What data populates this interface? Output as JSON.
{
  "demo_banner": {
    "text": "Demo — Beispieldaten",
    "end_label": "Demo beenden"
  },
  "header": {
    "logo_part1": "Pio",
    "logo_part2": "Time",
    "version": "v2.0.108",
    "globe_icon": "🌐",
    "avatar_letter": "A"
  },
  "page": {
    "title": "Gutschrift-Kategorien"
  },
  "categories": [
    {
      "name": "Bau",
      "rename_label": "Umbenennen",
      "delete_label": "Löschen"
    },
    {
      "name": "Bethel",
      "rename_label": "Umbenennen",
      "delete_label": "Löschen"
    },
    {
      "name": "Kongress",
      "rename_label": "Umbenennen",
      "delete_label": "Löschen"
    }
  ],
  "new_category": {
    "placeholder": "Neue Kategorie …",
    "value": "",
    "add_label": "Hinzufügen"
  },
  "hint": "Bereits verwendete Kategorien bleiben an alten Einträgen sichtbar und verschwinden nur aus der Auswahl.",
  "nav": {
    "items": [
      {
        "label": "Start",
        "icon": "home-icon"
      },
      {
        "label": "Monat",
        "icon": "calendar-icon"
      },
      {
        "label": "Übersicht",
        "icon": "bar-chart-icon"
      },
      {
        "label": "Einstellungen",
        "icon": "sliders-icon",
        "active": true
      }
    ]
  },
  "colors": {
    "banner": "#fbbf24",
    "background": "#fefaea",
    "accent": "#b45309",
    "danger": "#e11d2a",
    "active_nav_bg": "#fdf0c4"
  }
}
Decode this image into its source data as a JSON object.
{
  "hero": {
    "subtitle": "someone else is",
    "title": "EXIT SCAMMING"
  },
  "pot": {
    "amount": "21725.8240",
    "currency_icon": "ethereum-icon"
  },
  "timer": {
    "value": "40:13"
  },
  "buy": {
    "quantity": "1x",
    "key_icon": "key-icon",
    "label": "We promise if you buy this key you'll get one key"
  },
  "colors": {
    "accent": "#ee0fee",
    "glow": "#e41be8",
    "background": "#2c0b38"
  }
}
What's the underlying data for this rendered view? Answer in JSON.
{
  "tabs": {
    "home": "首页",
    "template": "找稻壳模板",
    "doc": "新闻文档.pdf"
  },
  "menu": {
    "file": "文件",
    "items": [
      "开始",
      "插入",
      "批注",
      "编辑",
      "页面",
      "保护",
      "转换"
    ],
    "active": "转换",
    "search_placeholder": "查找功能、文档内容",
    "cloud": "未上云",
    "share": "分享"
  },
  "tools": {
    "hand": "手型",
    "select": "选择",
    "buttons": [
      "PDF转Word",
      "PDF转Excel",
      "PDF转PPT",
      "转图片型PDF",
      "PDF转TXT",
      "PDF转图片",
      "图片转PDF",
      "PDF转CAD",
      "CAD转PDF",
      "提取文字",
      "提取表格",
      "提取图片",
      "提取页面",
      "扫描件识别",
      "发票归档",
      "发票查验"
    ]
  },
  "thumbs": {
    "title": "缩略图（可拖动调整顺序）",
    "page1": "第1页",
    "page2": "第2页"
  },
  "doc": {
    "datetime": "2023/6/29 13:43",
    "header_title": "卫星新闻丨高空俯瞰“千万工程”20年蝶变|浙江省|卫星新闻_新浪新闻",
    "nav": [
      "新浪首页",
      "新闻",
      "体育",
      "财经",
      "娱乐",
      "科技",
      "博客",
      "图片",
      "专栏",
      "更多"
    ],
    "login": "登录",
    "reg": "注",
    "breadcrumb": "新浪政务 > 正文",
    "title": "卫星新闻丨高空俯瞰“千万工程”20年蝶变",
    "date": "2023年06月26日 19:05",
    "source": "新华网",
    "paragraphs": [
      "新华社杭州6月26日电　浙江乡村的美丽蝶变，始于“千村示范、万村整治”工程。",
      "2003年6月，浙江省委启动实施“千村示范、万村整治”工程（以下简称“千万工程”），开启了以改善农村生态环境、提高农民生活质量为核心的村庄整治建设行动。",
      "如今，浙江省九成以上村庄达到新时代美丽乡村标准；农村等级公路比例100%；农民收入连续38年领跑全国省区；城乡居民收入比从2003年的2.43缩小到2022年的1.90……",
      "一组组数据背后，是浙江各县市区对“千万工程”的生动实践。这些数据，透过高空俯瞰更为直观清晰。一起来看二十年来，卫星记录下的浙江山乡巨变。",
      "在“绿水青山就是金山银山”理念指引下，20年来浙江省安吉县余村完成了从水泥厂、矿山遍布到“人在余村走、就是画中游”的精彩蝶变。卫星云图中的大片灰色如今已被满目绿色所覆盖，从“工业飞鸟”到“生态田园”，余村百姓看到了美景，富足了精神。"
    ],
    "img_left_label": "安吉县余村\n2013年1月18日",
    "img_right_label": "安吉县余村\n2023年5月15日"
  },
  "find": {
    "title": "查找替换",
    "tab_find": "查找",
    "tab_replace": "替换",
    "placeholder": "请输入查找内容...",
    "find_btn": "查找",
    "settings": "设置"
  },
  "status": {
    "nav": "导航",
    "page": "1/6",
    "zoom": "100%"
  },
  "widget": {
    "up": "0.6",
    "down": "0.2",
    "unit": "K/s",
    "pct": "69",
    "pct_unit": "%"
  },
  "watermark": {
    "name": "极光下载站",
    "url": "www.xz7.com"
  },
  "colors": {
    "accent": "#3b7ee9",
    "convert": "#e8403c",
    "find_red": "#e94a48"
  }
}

================================

Set problem
Check each line above for the string "What", then copy the ones that have it.

Exercise output
What data populates this interface? Output as JSON.
What's the underlying data for this rendered view? Answer in JSON.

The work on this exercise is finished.